### AIM
Extract each line containing the string "marker".

### RECORD LIST

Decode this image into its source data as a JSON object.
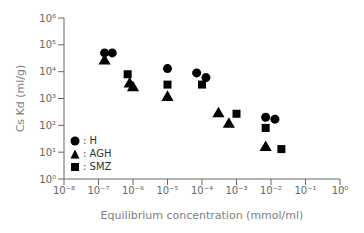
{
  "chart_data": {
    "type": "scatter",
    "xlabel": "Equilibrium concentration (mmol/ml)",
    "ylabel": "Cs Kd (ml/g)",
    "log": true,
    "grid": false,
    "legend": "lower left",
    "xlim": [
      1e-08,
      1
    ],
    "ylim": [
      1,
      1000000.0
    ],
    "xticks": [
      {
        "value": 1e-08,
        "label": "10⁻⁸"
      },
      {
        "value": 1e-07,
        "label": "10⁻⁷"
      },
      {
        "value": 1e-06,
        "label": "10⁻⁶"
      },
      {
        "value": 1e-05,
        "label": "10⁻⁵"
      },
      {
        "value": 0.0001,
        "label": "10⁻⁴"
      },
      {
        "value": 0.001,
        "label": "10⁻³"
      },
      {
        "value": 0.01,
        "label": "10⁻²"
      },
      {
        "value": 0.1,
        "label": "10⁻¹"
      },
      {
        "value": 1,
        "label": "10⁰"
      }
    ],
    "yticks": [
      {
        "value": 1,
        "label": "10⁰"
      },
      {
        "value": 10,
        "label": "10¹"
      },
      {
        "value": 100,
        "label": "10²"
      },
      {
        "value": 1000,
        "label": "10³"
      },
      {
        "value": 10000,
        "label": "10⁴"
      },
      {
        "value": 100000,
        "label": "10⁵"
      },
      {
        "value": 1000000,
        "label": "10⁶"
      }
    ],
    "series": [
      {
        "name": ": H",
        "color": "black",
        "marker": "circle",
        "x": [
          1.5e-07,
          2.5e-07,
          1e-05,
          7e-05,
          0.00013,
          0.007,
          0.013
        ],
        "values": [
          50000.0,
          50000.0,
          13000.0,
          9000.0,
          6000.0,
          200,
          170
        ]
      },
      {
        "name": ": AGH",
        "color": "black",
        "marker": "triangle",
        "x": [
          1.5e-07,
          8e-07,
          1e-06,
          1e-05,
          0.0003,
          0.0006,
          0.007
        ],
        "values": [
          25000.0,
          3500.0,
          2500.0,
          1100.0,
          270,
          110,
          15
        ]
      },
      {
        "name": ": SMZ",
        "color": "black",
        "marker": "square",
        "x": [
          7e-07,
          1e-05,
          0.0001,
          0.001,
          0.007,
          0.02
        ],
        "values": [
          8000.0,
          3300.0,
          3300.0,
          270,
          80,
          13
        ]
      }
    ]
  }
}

### SOLUTION TO THE EXERCISE
        "marker": "circle",
        "marker": "triangle",
        "marker": "square",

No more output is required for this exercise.